Return the listing word for word, as given.

►

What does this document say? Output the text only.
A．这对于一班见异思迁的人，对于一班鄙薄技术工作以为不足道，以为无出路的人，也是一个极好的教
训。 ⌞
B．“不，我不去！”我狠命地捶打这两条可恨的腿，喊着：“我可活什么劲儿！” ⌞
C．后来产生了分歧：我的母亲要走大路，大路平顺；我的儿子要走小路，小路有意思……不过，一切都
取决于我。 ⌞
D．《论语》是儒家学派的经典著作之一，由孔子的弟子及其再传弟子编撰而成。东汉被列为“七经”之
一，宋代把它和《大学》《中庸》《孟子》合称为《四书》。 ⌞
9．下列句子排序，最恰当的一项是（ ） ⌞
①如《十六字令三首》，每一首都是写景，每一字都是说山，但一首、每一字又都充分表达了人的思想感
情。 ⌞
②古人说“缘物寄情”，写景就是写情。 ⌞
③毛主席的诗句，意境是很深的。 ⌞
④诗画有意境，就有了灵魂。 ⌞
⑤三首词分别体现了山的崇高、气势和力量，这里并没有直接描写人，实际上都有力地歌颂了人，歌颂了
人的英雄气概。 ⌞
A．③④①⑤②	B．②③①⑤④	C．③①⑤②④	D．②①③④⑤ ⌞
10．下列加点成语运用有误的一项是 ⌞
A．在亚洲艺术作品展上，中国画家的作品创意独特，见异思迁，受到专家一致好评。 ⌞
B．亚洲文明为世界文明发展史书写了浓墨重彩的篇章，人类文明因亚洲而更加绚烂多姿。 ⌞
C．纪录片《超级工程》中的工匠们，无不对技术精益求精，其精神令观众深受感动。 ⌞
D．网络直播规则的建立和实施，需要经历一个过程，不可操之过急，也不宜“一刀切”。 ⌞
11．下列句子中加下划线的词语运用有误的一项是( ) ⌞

◄

The result:
What does this document say? Output the text only.
A．这对于一班见异思迁的人，对于一班鄙薄技术工作以为不足道，以为无出路的人，也是一个极好的教
训。 ⌞
B．“不，我不去！”我狠命地捶打这两条可恨的腿，喊着：“我可活什么劲儿！” ⌞
C．后来产生了分歧：我的母亲要走大路，大路平顺；我的儿子要走小路，小路有意思……不过，一切都
取决于我。 ⌞
D．《论语》是儒家学派的经典著作之一，由孔子的弟子及其再传弟子编撰而成。东汉被列为“七经”之
一，宋代把它和《大学》《中庸》《孟子》合称为《四书》。 ⌞
9．下列句子排序，最恰当的一项是（ ） ⌞
①如《十六字令三首》，每一首都是写景，每一字都是说山，但一首、每一字又都充分表达了人的思想感
情。 ⌞
②古人说“缘物寄情”，写景就是写情。 ⌞
③毛主席的诗句，意境是很深的。 ⌞
④诗画有意境，就有了灵魂。 ⌞
⑤三首词分别体现了山的崇高、气势和力量，这里并没有直接描写人，实际上都有力地歌颂了人，歌颂了
人的英雄气概。 ⌞
A．③④①⑤②	B．②③①⑤④	C．③①⑤②④	D．②①③④⑤ ⌞
10．下列加点成语运用有误的一项是 ⌞
A．在亚洲艺术作品展上，中国画家的作品创意独特，见异思迁，受到专家一致好评。 ⌞
B．亚洲文明为世界文明发展史书写了浓墨重彩的篇章，人类文明因亚洲而更加绚烂多姿。 ⌞
C．纪录片《超级工程》中的工匠们，无不对技术精益求精，其精神令观众深受感动。 ⌞
D．网络直播规则的建立和实施，需要经历一个过程，不可操之过急，也不宜“一刀切”。 ⌞
11．下列句子中加下划线的词语运用有误的一项是( ) ⌞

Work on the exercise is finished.